[Supplied data]
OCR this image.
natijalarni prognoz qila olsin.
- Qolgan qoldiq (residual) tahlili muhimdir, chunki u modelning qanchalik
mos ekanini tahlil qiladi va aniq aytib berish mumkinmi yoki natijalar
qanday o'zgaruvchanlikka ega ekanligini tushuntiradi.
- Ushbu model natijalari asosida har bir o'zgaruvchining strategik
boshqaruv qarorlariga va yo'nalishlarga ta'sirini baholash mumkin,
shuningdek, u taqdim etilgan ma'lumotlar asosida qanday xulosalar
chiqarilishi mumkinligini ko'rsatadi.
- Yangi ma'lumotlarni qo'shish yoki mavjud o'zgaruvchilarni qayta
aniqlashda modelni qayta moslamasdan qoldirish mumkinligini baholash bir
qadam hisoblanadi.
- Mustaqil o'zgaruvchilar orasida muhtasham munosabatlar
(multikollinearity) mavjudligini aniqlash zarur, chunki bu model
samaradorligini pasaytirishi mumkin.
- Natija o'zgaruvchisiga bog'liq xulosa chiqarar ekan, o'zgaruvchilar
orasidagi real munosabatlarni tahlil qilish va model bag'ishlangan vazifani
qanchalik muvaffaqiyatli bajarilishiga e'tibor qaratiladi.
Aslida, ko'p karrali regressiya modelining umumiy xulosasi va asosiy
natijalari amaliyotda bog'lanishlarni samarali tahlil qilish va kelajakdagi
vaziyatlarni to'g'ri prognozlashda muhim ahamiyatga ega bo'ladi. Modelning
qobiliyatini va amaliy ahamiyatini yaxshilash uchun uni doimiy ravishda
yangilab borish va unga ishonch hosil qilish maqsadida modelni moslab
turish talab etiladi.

[Written request] Copy out each line of the data containing the string "mumkinligini".

[Response]
chiqarilishi mumkinligini ko'rsatadi.
aniqlashda modelni qayta moslamasdan qoldirish mumkinligini baholash bir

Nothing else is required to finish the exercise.